STATED GOAL |
Word for word, retype every entry in the listing.

+++ PROVIDED MATERIAL +++

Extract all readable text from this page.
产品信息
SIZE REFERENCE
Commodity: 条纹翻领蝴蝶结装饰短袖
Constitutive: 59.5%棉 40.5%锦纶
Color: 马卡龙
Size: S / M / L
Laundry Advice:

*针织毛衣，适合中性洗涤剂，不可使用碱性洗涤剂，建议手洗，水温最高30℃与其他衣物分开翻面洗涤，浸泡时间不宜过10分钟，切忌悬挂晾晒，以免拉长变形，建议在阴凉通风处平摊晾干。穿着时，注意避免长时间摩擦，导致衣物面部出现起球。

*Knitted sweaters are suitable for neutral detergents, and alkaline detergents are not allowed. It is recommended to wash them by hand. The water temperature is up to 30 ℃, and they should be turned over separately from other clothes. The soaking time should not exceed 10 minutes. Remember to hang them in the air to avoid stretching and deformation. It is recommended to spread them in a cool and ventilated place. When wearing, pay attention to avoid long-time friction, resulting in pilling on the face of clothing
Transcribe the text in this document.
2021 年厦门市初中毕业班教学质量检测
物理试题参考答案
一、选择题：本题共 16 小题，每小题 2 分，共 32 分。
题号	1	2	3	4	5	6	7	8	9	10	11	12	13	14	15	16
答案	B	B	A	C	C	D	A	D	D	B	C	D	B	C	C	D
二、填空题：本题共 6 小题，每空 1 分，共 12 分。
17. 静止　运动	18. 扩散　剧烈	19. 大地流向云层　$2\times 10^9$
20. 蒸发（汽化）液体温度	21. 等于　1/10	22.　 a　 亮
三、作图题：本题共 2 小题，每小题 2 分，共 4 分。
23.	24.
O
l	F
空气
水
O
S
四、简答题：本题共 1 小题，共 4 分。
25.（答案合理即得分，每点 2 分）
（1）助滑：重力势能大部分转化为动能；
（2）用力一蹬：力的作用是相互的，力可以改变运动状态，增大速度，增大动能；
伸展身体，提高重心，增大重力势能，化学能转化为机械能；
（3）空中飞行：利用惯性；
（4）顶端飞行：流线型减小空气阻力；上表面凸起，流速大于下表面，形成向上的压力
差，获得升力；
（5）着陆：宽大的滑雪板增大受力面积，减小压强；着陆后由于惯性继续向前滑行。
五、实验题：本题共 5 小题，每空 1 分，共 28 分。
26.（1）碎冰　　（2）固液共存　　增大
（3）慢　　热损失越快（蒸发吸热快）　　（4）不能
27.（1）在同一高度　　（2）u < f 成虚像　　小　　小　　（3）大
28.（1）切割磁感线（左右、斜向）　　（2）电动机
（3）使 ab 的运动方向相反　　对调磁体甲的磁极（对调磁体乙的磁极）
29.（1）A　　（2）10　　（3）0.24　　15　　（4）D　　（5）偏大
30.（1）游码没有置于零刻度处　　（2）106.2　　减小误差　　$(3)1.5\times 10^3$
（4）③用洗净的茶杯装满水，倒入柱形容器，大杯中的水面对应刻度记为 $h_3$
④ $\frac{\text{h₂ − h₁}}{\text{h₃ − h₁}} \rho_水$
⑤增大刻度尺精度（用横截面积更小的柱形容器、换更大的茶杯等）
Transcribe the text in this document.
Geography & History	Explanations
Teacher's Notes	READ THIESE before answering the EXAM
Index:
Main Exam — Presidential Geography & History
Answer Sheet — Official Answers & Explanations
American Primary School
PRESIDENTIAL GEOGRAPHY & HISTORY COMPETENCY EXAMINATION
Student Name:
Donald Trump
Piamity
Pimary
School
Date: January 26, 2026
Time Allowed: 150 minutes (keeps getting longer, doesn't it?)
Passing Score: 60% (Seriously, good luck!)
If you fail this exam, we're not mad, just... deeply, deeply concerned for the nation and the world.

+++

EXERCISE ANSWER |
Extract all readable text from this page.
产品信息
SIZE REFERENCE
Commodity: 条纹翻领蝴蝶结装饰短袖
Constitutive: 59.5%棉 40.5%锦纶
Color: 马卡龙
Size: S / M / L
Laundry Advice:

*针织毛衣，适合中性洗涤剂，不可使用碱性洗涤剂，建议手洗，水温最高30℃与其他衣物分开翻面洗涤，浸泡时间不宜过10分钟，切忌悬挂晾晒，以免拉长变形，建议在阴凉通风处平摊晾干。穿着时，注意避免长时间摩擦，导致衣物面部出现起球。

*Knitted sweaters are suitable for neutral detergents, and alkaline detergents are not allowed. It is recommended to wash them by hand. The water temperature is up to 30 ℃, and they should be turned over separately from other clothes. The soaking time should not exceed 10 minutes. Remember to hang them in the air to avoid stretching and deformation. It is recommended to spread them in a cool and ventilated place. When wearing, pay attention to avoid long-time friction, resulting in pilling on the face of clothing
Transcribe the text in this document.
2021 年厦门市初中毕业班教学质量检测
物理试题参考答案
一、选择题：本题共 16 小题，每小题 2 分，共 32 分。
题号	1	2	3	4	5	6	7	8	9	10	11	12	13	14	15	16
答案	B	B	A	C	C	D	A	D	D	B	C	D	B	C	C	D
二、填空题：本题共 6 小题，每空 1 分，共 12 分。
17. 静止　运动	18. 扩散　剧烈	19. 大地流向云层　$2\times 10^9$
20. 蒸发（汽化）液体温度	21. 等于　1/10	22.　 a　 亮
三、作图题：本题共 2 小题，每小题 2 分，共 4 分。
23.	24.
O
l	F
空气
水
O
S
四、简答题：本题共 1 小题，共 4 分。
25.（答案合理即得分，每点 2 分）
（1）助滑：重力势能大部分转化为动能；
（2）用力一蹬：力的作用是相互的，力可以改变运动状态，增大速度，增大动能；
伸展身体，提高重心，增大重力势能，化学能转化为机械能；
（3）空中飞行：利用惯性；
（4）顶端飞行：流线型减小空气阻力；上表面凸起，流速大于下表面，形成向上的压力
差，获得升力；
（5）着陆：宽大的滑雪板增大受力面积，减小压强；着陆后由于惯性继续向前滑行。
五、实验题：本题共 5 小题，每空 1 分，共 28 分。
26.（1）碎冰　　（2）固液共存　　增大
（3）慢　　热损失越快（蒸发吸热快）　　（4）不能
27.（1）在同一高度　　（2）u < f 成虚像　　小　　小　　（3）大
28.（1）切割磁感线（左右、斜向）　　（2）电动机
（3）使 ab 的运动方向相反　　对调磁体甲的磁极（对调磁体乙的磁极）
29.（1）A　　（2）10　　（3）0.24　　15　　（4）D　　（5）偏大
30.（1）游码没有置于零刻度处　　（2）106.2　　减小误差　　$(3)1.5\times 10^3$
（4）③用洗净的茶杯装满水，倒入柱形容器，大杯中的水面对应刻度记为 $h_3$
④ $\frac{\text{h₂ − h₁}}{\text{h₃ − h₁}} \rho_水$
⑤增大刻度尺精度（用横截面积更小的柱形容器、换更大的茶杯等）
Transcribe the text in this document.
Geography & History	Explanations
Teacher's Notes	READ THIESE before answering the EXAM
Index:
Main Exam — Presidential Geography & History
Answer Sheet — Official Answers & Explanations
American Primary School
PRESIDENTIAL GEOGRAPHY & HISTORY COMPETENCY EXAMINATION
Student Name:
Donald Trump
Piamity
Pimary
School
Date: January 26, 2026
Time Allowed: 150 minutes (keeps getting longer, doesn't it?)
Passing Score: 60% (Seriously, good luck!)
If you fail this exam, we're not mad, just... deeply, deeply concerned for the nation and the world.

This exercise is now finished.